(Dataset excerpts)
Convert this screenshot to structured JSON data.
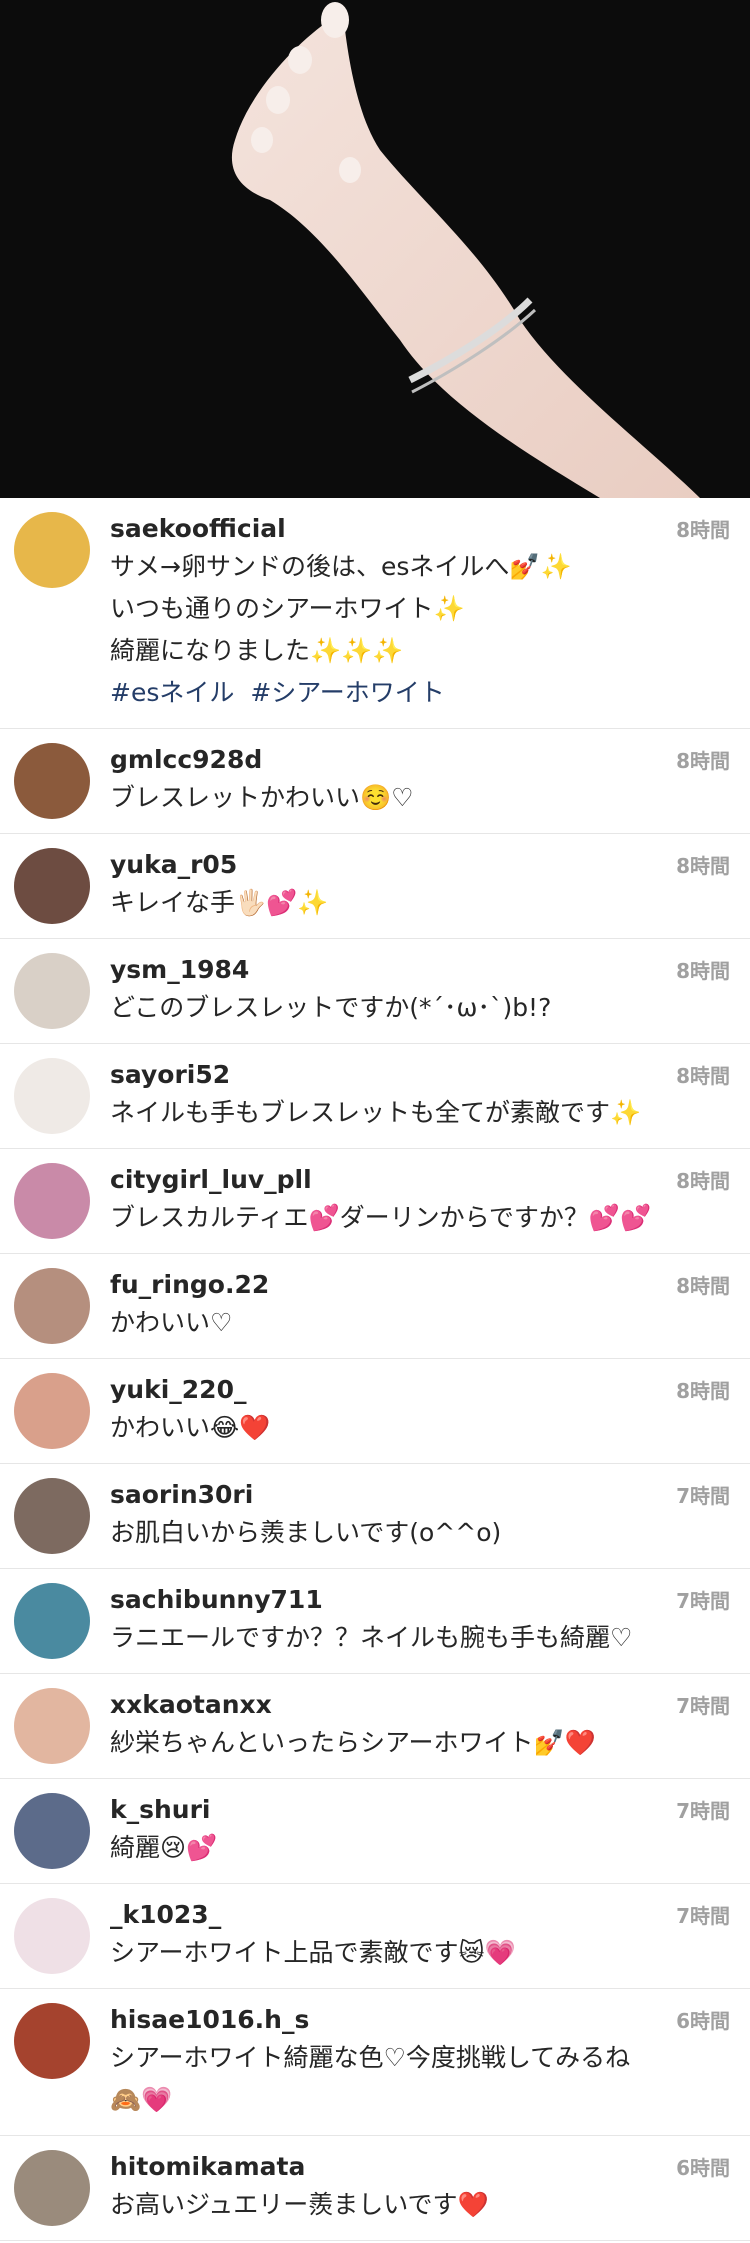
{
  "header_photo": {
    "alt": "hand-bracelet-photo"
  },
  "comments": [
    {
      "user": "saekoofficial",
      "time": "8時間",
      "lines": [
        "サメ→卵サンドの後は、esネイルへ💅✨",
        "いつも通りのシアーホワイト✨",
        "綺麗になりました✨✨✨"
      ],
      "tags": [
        "#esネイル",
        "#シアーホワイト"
      ],
      "avatar_color": "#e7b74a"
    },
    {
      "user": "gmlcc928d",
      "time": "8時間",
      "lines": [
        "ブレスレットかわいい☺️♡"
      ],
      "avatar_color": "#8b5a3c"
    },
    {
      "user": "yuka_r05",
      "time": "8時間",
      "lines": [
        "キレイな手🖐🏻💕✨"
      ],
      "avatar_color": "#6d4c41"
    },
    {
      "user": "ysm_1984",
      "time": "8時間",
      "lines": [
        "どこのブレスレットですか(*´･ω･`)b!?"
      ],
      "avatar_color": "#d9d0c7"
    },
    {
      "user": "sayori52",
      "time": "8時間",
      "lines": [
        "ネイルも手もブレスレットも全てが素敵です✨"
      ],
      "avatar_color": "#efeae6"
    },
    {
      "user": "citygirl_luv_pll",
      "time": "8時間",
      "lines": [
        "ブレスカルティエ💕ダーリンからですか？💕💕"
      ],
      "avatar_color": "#c98aa8"
    },
    {
      "user": "fu_ringo.22",
      "time": "8時間",
      "lines": [
        "かわいい♡"
      ],
      "avatar_color": "#b58f7e"
    },
    {
      "user": "yuki_220_",
      "time": "8時間",
      "lines": [
        "かわいい😂❤️"
      ],
      "avatar_color": "#d9a08b"
    },
    {
      "user": "saorin30ri",
      "time": "7時間",
      "lines": [
        "お肌白いから羨ましいです(o^^o)"
      ],
      "avatar_color": "#7d6a60"
    },
    {
      "user": "sachibunny711",
      "time": "7時間",
      "lines": [
        "ラニエールですか？？ネイルも腕も手も綺麗♡"
      ],
      "avatar_color": "#4a8aa0"
    },
    {
      "user": "xxkaotanxx",
      "time": "7時間",
      "lines": [
        "紗栄ちゃんといったらシアーホワイト💅❤️"
      ],
      "avatar_color": "#e2b6a0"
    },
    {
      "user": "k_shuri",
      "time": "7時間",
      "lines": [
        "綺麗😢💕"
      ],
      "avatar_color": "#5c6b8a"
    },
    {
      "user": "_k1023_",
      "time": "7時間",
      "lines": [
        "シアーホワイト上品で素敵です😿💗"
      ],
      "avatar_color": "#efe0e6"
    },
    {
      "user": "hisae1016.h_s",
      "time": "6時間",
      "lines": [
        "シアーホワイト綺麗な色♡今度挑戦してみるね",
        "🙈💗"
      ],
      "avatar_color": "#a5432e"
    },
    {
      "user": "hitomikamata",
      "time": "6時間",
      "lines": [
        "お高いジュエリー羨ましいです❤️"
      ],
      "avatar_color": "#9a8b7c"
    }
  ]
}
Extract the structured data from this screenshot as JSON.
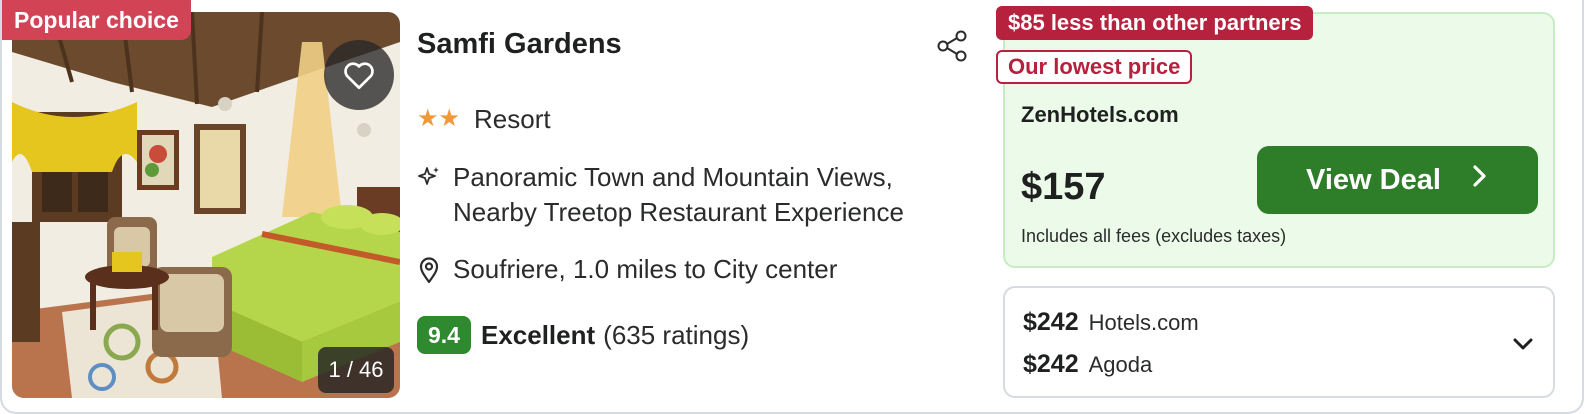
{
  "photo": {
    "badge": "Popular choice",
    "counter": "1 / 46"
  },
  "hotel": {
    "name": "Samfi Gardens",
    "stars": 2,
    "type": "Resort",
    "features_line1": "Panoramic Town and Mountain Views,",
    "features_line2": "Nearby Treetop Restaurant Experience",
    "location": "Soufriere, 1.0 miles to City center",
    "score": "9.4",
    "rating_word": "Excellent",
    "rating_count": "(635 ratings)"
  },
  "deal": {
    "savings_tag": "$85 less than other partners",
    "lowest_tag": "Our lowest price",
    "provider": "ZenHotels.com",
    "price": "$157",
    "button_label": "View Deal",
    "fees_note": "Includes all fees (excludes taxes)"
  },
  "other_offers": [
    {
      "price": "$242",
      "provider": "Hotels.com"
    },
    {
      "price": "$242",
      "provider": "Agoda"
    }
  ],
  "colors": {
    "popular_badge": "#d24356",
    "savings_tag": "#b6213d",
    "deal_button": "#2e7d28",
    "score_badge": "#2f8a2f",
    "stars": "#f1993a"
  },
  "icons": [
    "heart-icon",
    "share-icon",
    "sparkle-icon",
    "map-pin-icon",
    "chevron-right-icon",
    "chevron-down-icon"
  ]
}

STATED GOAL → Print each record exactly as it stands, leaving the images out.

SOLUTION TO THIS TASK →
Convert this screenshot to structured JSON data.
{
  "header_photo": {
    "alt": "hand-bracelet-photo"
  },
  "comments": [
    {
      "user": "saekoofficial",
      "time": "8時間",
      "lines": [
        "サメ→卵サンドの後は、esネイルへ💅✨",
        "いつも通りのシアーホワイト✨",
        "綺麗になりました✨✨✨"
      ],
      "tags": [
        "#esネイル",
        "#シアーホワイト"
      ],
      "avatar_color": "#e7b74a"
    },
    {
      "user": "gmlcc928d",
      "time": "8時間",
      "lines": [
        "ブレスレットかわいい☺️♡"
      ],
      "avatar_color": "#8b5a3c"
    },
    {
      "user": "yuka_r05",
      "time": "8時間",
      "lines": [
        "キレイな手🖐🏻💕✨"
      ],
      "avatar_color": "#6d4c41"
    },
    {
      "user": "ysm_1984",
      "time": "8時間",
      "lines": [
        "どこのブレスレットですか(*´･ω･`)b!?"
      ],
      "avatar_color": "#d9d0c7"
    },
    {
      "user": "sayori52",
      "time": "8時間",
      "lines": [
        "ネイルも手もブレスレットも全てが素敵です✨"
      ],
      "avatar_color": "#efeae6"
    },
    {
      "user": "citygirl_luv_pll",
      "time": "8時間",
      "lines": [
        "ブレスカルティエ💕ダーリンからですか？💕💕"
      ],
      "avatar_color": "#c98aa8"
    },
    {
      "user": "fu_ringo.22",
      "time": "8時間",
      "lines": [
        "かわいい♡"
      ],
      "avatar_color": "#b58f7e"
    },
    {
      "user": "yuki_220_",
      "time": "8時間",
      "lines": [
        "かわいい😂❤️"
      ],
      "avatar_color": "#d9a08b"
    },
    {
      "user": "saorin30ri",
      "time": "7時間",
      "lines": [
        "お肌白いから羨ましいです(o^^o)"
      ],
      "avatar_color": "#7d6a60"
    },
    {
      "user": "sachibunny711",
      "time": "7時間",
      "lines": [
        "ラニエールですか？？ネイルも腕も手も綺麗♡"
      ],
      "avatar_color": "#4a8aa0"
    },
    {
      "user": "xxkaotanxx",
      "time": "7時間",
      "lines": [
        "紗栄ちゃんといったらシアーホワイト💅❤️"
      ],
      "avatar_color": "#e2b6a0"
    },
    {
      "user": "k_shuri",
      "time": "7時間",
      "lines": [
        "綺麗😢💕"
      ],
      "avatar_color": "#5c6b8a"
    },
    {
      "user": "_k1023_",
      "time": "7時間",
      "lines": [
        "シアーホワイト上品で素敵です😿💗"
      ],
      "avatar_color": "#efe0e6"
    },
    {
      "user": "hisae1016.h_s",
      "time": "6時間",
      "lines": [
        "シアーホワイト綺麗な色♡今度挑戦してみるね",
        "🙈💗"
      ],
      "avatar_color": "#a5432e"
    },
    {
      "user": "hitomikamata",
      "time": "6時間",
      "lines": [
        "お高いジュエリー羨ましいです❤️"
      ],
      "avatar_color": "#9a8b7c"
    }
  ]
}
Extract the structured data from this screenshot as JSON.
{
  "photo": {
    "badge": "Popular choice",
    "counter": "1 / 46"
  },
  "hotel": {
    "name": "Samfi Gardens",
    "stars": 2,
    "type": "Resort",
    "features_line1": "Panoramic Town and Mountain Views,",
    "features_line2": "Nearby Treetop Restaurant Experience",
    "location": "Soufriere, 1.0 miles to City center",
    "score": "9.4",
    "rating_word": "Excellent",
    "rating_count": "(635 ratings)"
  },
  "deal": {
    "savings_tag": "$85 less than other partners",
    "lowest_tag": "Our lowest price",
    "provider": "ZenHotels.com",
    "price": "$157",
    "button_label": "View Deal",
    "fees_note": "Includes all fees (excludes taxes)"
  },
  "other_offers": [
    {
      "price": "$242",
      "provider": "Hotels.com"
    },
    {
      "price": "$242",
      "provider": "Agoda"
    }
  ],
  "colors": {
    "popular_badge": "#d24356",
    "savings_tag": "#b6213d",
    "deal_button": "#2e7d28",
    "score_badge": "#2f8a2f",
    "stars": "#f1993a"
  },
  "icons": [
    "heart-icon",
    "share-icon",
    "sparkle-icon",
    "map-pin-icon",
    "chevron-right-icon",
    "chevron-down-icon"
  ]
}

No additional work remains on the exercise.